Figure dataset records:
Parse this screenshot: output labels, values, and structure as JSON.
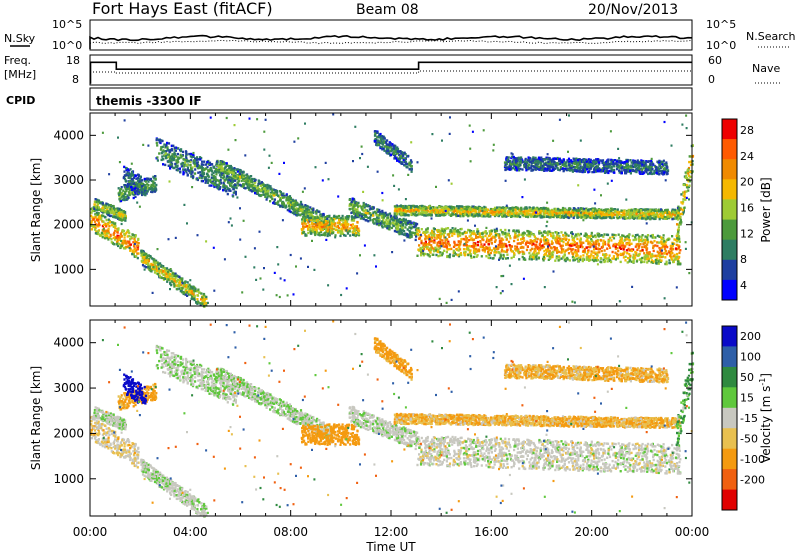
{
  "header": {
    "station": "Fort Hays East (fitACF)",
    "beam": "Beam 08",
    "date": "20/Nov/2013"
  },
  "top_panels": {
    "nsky_label": "N.Sky",
    "nsearch_label": "N.Search",
    "noise_ticks_left": [
      "10^5",
      "10^0"
    ],
    "noise_ticks_right": [
      "10^5",
      "10^0"
    ],
    "freq_label_1": "Freq.",
    "freq_label_2": "[MHz]",
    "freq_ticks": [
      "18",
      "8"
    ],
    "nave_label": "Nave",
    "nave_ticks": [
      "60",
      "0"
    ],
    "cpid_label": "CPID",
    "cpid_text": "themis -3300 IF"
  },
  "colors": {
    "power_scale": [
      "#0000ff",
      "#1e3fa0",
      "#2e7d62",
      "#4c9a3c",
      "#9ecb34",
      "#f5b800",
      "#f08a00",
      "#ff5a00",
      "#ee0000"
    ],
    "velocity_scale": [
      "#0a0ac8",
      "#2e5fa8",
      "#2f8a40",
      "#5fc83c",
      "#c8c8c0",
      "#e8c050",
      "#f49a10",
      "#f06010",
      "#e00000"
    ]
  },
  "chart_data": [
    {
      "type": "heatmap",
      "name": "power",
      "ylabel": "Slant Range [km]",
      "yticks": [
        "4000",
        "3000",
        "2000",
        "1000"
      ],
      "ylim": [
        180,
        4500
      ],
      "xlim_hours": [
        0,
        24
      ],
      "xticks": [
        "00:00",
        "04:00",
        "08:00",
        "12:00",
        "16:00",
        "20:00",
        "00:00"
      ],
      "colorbar_label": "Power [dB]",
      "colorbar_ticks": [
        "28",
        "24",
        "20",
        "16",
        "12",
        "8",
        "4"
      ],
      "crange": [
        0,
        30
      ]
    },
    {
      "type": "heatmap",
      "name": "velocity",
      "ylabel": "Slant Range [km]",
      "yticks": [
        "4000",
        "3000",
        "2000",
        "1000"
      ],
      "ylim": [
        180,
        4500
      ],
      "xlim_hours": [
        0,
        24
      ],
      "xticks": [
        "00:00",
        "04:00",
        "08:00",
        "12:00",
        "16:00",
        "20:00",
        "00:00"
      ],
      "xlabel": "Time UT",
      "colorbar_label": "Velocity [m s",
      "colorbar_label_sup": "-1",
      "colorbar_label_end": "]",
      "colorbar_ticks": [
        "200",
        "100",
        "50",
        "15",
        "-15",
        "-50",
        "-100",
        "-200"
      ]
    }
  ],
  "frequency_trace": {
    "x_hours": [
      0,
      0.02,
      0.02,
      1.05,
      1.05,
      13.1,
      13.1,
      24
    ],
    "mhz": [
      8,
      8,
      17,
      17,
      14,
      14,
      17,
      17
    ]
  },
  "scatter_features": [
    {
      "from_h": 0.0,
      "to_h": 1.9,
      "r1": 2150,
      "r2": 1500,
      "w": 500,
      "p": 25,
      "v": -15
    },
    {
      "from_h": 0.1,
      "to_h": 1.4,
      "r1": 2500,
      "r2": 2200,
      "w": 250,
      "p": 17,
      "v": 5
    },
    {
      "from_h": 1.1,
      "to_h": 2.6,
      "r1": 2700,
      "r2": 2950,
      "w": 350,
      "p": 13,
      "v": -40
    },
    {
      "from_h": 1.3,
      "to_h": 2.2,
      "r1": 3150,
      "r2": 2800,
      "w": 450,
      "p": 8,
      "v": 210
    },
    {
      "from_h": 2.0,
      "to_h": 4.6,
      "r1": 1300,
      "r2": 280,
      "w": 330,
      "p": 19,
      "v": 5
    },
    {
      "from_h": 2.6,
      "to_h": 5.8,
      "r1": 3700,
      "r2": 2900,
      "w": 550,
      "p": 11,
      "v": 10
    },
    {
      "from_h": 5.0,
      "to_h": 9.6,
      "r1": 3350,
      "r2": 2000,
      "w": 350,
      "p": 14,
      "v": 10
    },
    {
      "from_h": 8.4,
      "to_h": 10.7,
      "r1": 2000,
      "r2": 2000,
      "w": 450,
      "p": 22,
      "v": -55
    },
    {
      "from_h": 10.3,
      "to_h": 13.0,
      "r1": 2450,
      "r2": 1850,
      "w": 380,
      "p": 14,
      "v": 5
    },
    {
      "from_h": 11.3,
      "to_h": 12.8,
      "r1": 4000,
      "r2": 3350,
      "w": 320,
      "p": 10,
      "v": -45
    },
    {
      "from_h": 12.1,
      "to_h": 23.5,
      "r1": 2350,
      "r2": 2250,
      "w": 220,
      "p": 20,
      "v": -30
    },
    {
      "from_h": 13.0,
      "to_h": 23.5,
      "r1": 1650,
      "r2": 1450,
      "w": 650,
      "p": 25,
      "v": 0
    },
    {
      "from_h": 16.5,
      "to_h": 23.0,
      "r1": 3400,
      "r2": 3300,
      "w": 300,
      "p": 9,
      "v": -30
    },
    {
      "from_h": 23.3,
      "to_h": 24.0,
      "r1": 1800,
      "r2": 3600,
      "w": 700,
      "p": 20,
      "v": 30
    }
  ]
}
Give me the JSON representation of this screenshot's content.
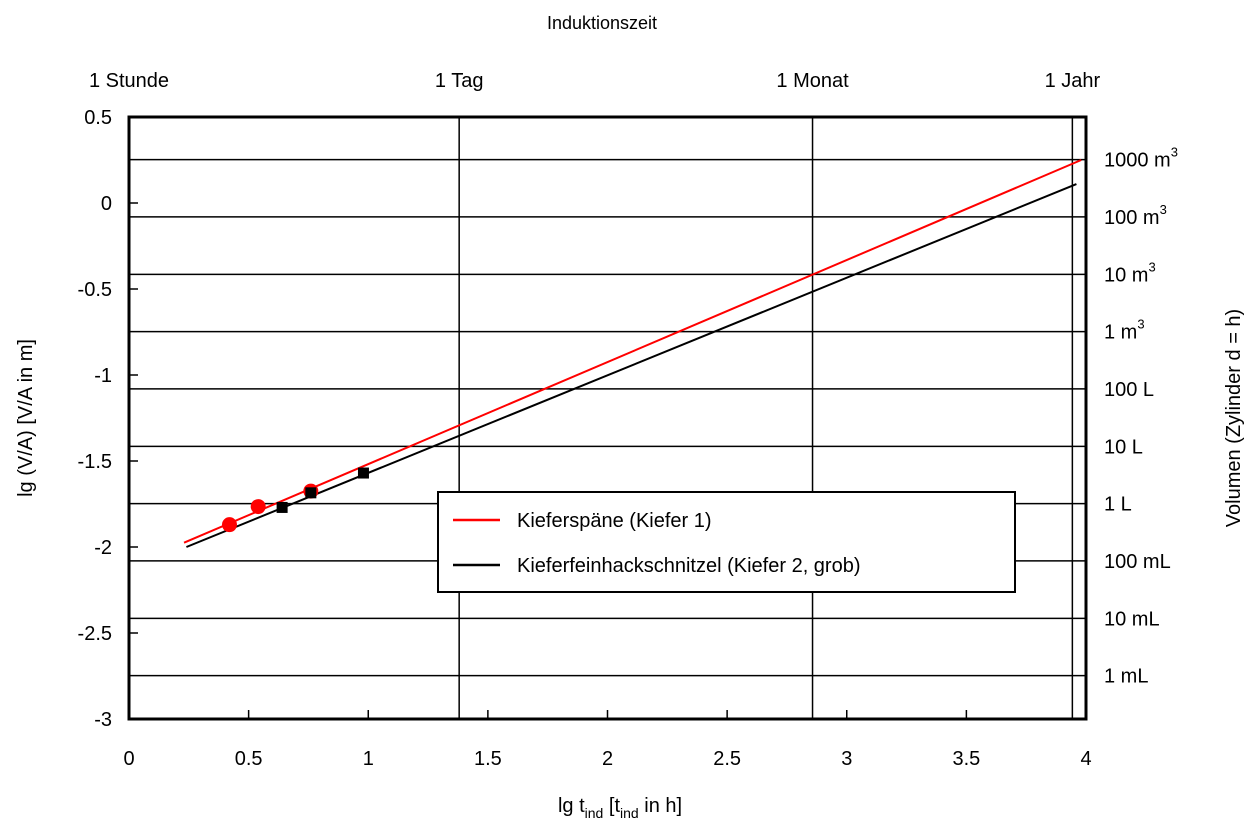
{
  "chart_data": {
    "type": "line",
    "title": "",
    "top_axis": {
      "label": "Induktionszeit",
      "ticks": [
        {
          "label": "1 Stunde",
          "lg_t": 0
        },
        {
          "label": "1 Tag",
          "lg_t": 1.38
        },
        {
          "label": "1 Monat",
          "lg_t": 2.857
        },
        {
          "label": "1 Jahr",
          "lg_t": 3.943
        }
      ]
    },
    "xlabel": {
      "main": "lg t",
      "sub": "ind",
      "mid": " [t",
      "sub2": "ind",
      "tail": " in h]"
    },
    "ylabel": "lg (V/A) [V/A in m]",
    "y2label": "Volumen (Zylinder d = h)",
    "xlim": [
      0,
      4
    ],
    "ylim": [
      -3,
      0.5
    ],
    "xticks": [
      0,
      0.5,
      1,
      1.5,
      2,
      2.5,
      3,
      3.5,
      4
    ],
    "xtick_labels": [
      "0",
      "0.5",
      "1",
      "1.5",
      "2",
      "2.5",
      "3",
      "3.5",
      "4"
    ],
    "yticks": [
      0.5,
      0,
      -0.5,
      -1,
      -1.5,
      -2,
      -2.5,
      -3
    ],
    "ytick_labels": [
      "0.5",
      "0",
      "-0.5",
      "-1",
      "-1.5",
      "-2",
      "-2.5",
      "-3"
    ],
    "volume_lines": [
      {
        "label": "1000 m",
        "sup": "3",
        "lg_va": 0.252
      },
      {
        "label": "100 m",
        "sup": "3",
        "lg_va": -0.081
      },
      {
        "label": "10 m",
        "sup": "3",
        "lg_va": -0.415
      },
      {
        "label": "1 m",
        "sup": "3",
        "lg_va": -0.748
      },
      {
        "label": "100 L",
        "sup": "",
        "lg_va": -1.081
      },
      {
        "label": "10 L",
        "sup": "",
        "lg_va": -1.415
      },
      {
        "label": "1 L",
        "sup": "",
        "lg_va": -1.748
      },
      {
        "label": "100 mL",
        "sup": "",
        "lg_va": -2.081
      },
      {
        "label": "10 mL",
        "sup": "",
        "lg_va": -2.415
      },
      {
        "label": "1 mL",
        "sup": "",
        "lg_va": -2.748
      }
    ],
    "series": [
      {
        "name": "Kieferspäne (Kiefer 1)",
        "color": "#ff0000",
        "marker": "circle",
        "points": [
          [
            0.42,
            -1.87
          ],
          [
            0.54,
            -1.765
          ],
          [
            0.76,
            -1.675
          ]
        ],
        "fit": [
          [
            0.23,
            -1.975
          ],
          [
            3.98,
            0.25
          ]
        ]
      },
      {
        "name": "Kieferfeinhackschnitzel (Kiefer 2, grob)",
        "color": "#000000",
        "marker": "square",
        "points": [
          [
            0.64,
            -1.77
          ],
          [
            0.76,
            -1.685
          ],
          [
            0.98,
            -1.57
          ]
        ],
        "fit": [
          [
            0.24,
            -2.0
          ],
          [
            3.96,
            0.11
          ]
        ]
      }
    ],
    "grid": true,
    "legend": "center-right"
  }
}
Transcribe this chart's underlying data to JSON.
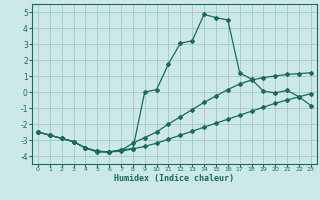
{
  "bg_color": "#cce8e8",
  "grid_color": "#aacccc",
  "line_color": "#1a6b5a",
  "xlim": [
    -0.5,
    23.5
  ],
  "ylim": [
    -4.5,
    5.5
  ],
  "xticks": [
    0,
    1,
    2,
    3,
    4,
    5,
    6,
    7,
    8,
    9,
    10,
    11,
    12,
    13,
    14,
    15,
    16,
    17,
    18,
    19,
    20,
    21,
    22,
    23
  ],
  "yticks": [
    -4,
    -3,
    -2,
    -1,
    0,
    1,
    2,
    3,
    4,
    5
  ],
  "xlabel": "Humidex (Indice chaleur)",
  "line1_x": [
    0,
    1,
    2,
    3,
    4,
    5,
    6,
    7,
    8,
    9,
    10,
    11,
    12,
    13,
    14,
    15,
    16,
    17,
    18,
    19,
    20,
    21,
    22,
    23
  ],
  "line1_y": [
    -2.5,
    -2.7,
    -2.9,
    -3.1,
    -3.5,
    -3.7,
    -3.75,
    -3.7,
    -3.55,
    -3.4,
    -3.2,
    -2.95,
    -2.7,
    -2.45,
    -2.2,
    -1.95,
    -1.7,
    -1.45,
    -1.2,
    -0.95,
    -0.7,
    -0.5,
    -0.3,
    -0.1
  ],
  "line2_x": [
    0,
    1,
    2,
    3,
    4,
    5,
    6,
    7,
    8,
    9,
    10,
    11,
    12,
    13,
    14,
    15,
    16,
    17,
    18,
    19,
    20,
    21,
    22,
    23
  ],
  "line2_y": [
    -2.5,
    -2.7,
    -2.9,
    -3.1,
    -3.5,
    -3.7,
    -3.75,
    -3.65,
    -3.2,
    -2.85,
    -2.5,
    -2.0,
    -1.55,
    -1.1,
    -0.65,
    -0.25,
    0.15,
    0.5,
    0.75,
    0.9,
    1.0,
    1.1,
    1.15,
    1.2
  ],
  "line3_x": [
    0,
    1,
    2,
    3,
    4,
    5,
    6,
    7,
    8,
    9,
    10,
    11,
    12,
    13,
    14,
    15,
    16,
    17,
    18,
    19,
    20,
    21,
    22,
    23
  ],
  "line3_y": [
    -2.5,
    -2.7,
    -2.9,
    -3.1,
    -3.5,
    -3.75,
    -3.75,
    -3.6,
    -3.55,
    0.0,
    0.15,
    1.75,
    3.05,
    3.2,
    4.85,
    4.65,
    4.5,
    1.2,
    0.8,
    0.05,
    -0.05,
    0.1,
    -0.3,
    -0.85
  ]
}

#### Task objective:
Locate each line containing the string "Kiefer" and show it.

#### Answer:
        "name": "Kieferspäne (Kiefer 1)",
        "name": "Kieferfeinhackschnitzel (Kiefer 2, grob)",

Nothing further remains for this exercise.